» **Task statement**
Check every line below for the word "groups" and copy each one that has it.

» **Dataset rows**
==================================================
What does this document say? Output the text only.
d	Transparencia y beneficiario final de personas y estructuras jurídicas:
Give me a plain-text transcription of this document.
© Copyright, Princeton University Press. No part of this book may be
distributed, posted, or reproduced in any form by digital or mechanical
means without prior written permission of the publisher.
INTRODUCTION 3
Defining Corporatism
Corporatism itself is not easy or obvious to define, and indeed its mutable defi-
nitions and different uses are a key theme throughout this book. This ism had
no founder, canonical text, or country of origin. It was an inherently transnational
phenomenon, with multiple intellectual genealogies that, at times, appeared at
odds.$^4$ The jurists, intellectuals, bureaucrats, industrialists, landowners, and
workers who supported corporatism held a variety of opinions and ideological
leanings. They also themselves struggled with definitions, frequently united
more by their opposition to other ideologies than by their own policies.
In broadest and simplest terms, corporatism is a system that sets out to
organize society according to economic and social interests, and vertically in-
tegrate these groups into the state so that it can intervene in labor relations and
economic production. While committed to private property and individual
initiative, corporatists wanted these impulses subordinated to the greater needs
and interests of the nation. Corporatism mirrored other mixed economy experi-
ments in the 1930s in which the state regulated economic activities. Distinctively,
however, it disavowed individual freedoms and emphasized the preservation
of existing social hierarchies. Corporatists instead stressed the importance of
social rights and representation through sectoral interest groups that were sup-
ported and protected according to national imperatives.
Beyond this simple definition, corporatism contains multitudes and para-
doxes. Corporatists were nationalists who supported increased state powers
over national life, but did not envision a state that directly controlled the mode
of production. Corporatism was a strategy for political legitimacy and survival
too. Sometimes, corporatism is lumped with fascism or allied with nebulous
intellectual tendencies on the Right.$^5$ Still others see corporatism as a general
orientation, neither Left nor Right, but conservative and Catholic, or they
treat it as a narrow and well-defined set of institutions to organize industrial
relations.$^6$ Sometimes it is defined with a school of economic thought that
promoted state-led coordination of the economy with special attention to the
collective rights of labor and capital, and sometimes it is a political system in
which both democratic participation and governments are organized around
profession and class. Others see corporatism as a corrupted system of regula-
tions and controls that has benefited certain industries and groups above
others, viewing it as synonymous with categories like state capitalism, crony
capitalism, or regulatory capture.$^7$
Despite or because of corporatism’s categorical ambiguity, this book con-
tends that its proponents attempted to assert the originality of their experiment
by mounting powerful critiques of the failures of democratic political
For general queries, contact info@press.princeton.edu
==================================================
» **Exercise solution**
tegrate these groups into the state so that it can intervene in labor relations and
social rights and representation through sectoral interest groups that were sup-
tions and controls that has benefited certain industries and groups above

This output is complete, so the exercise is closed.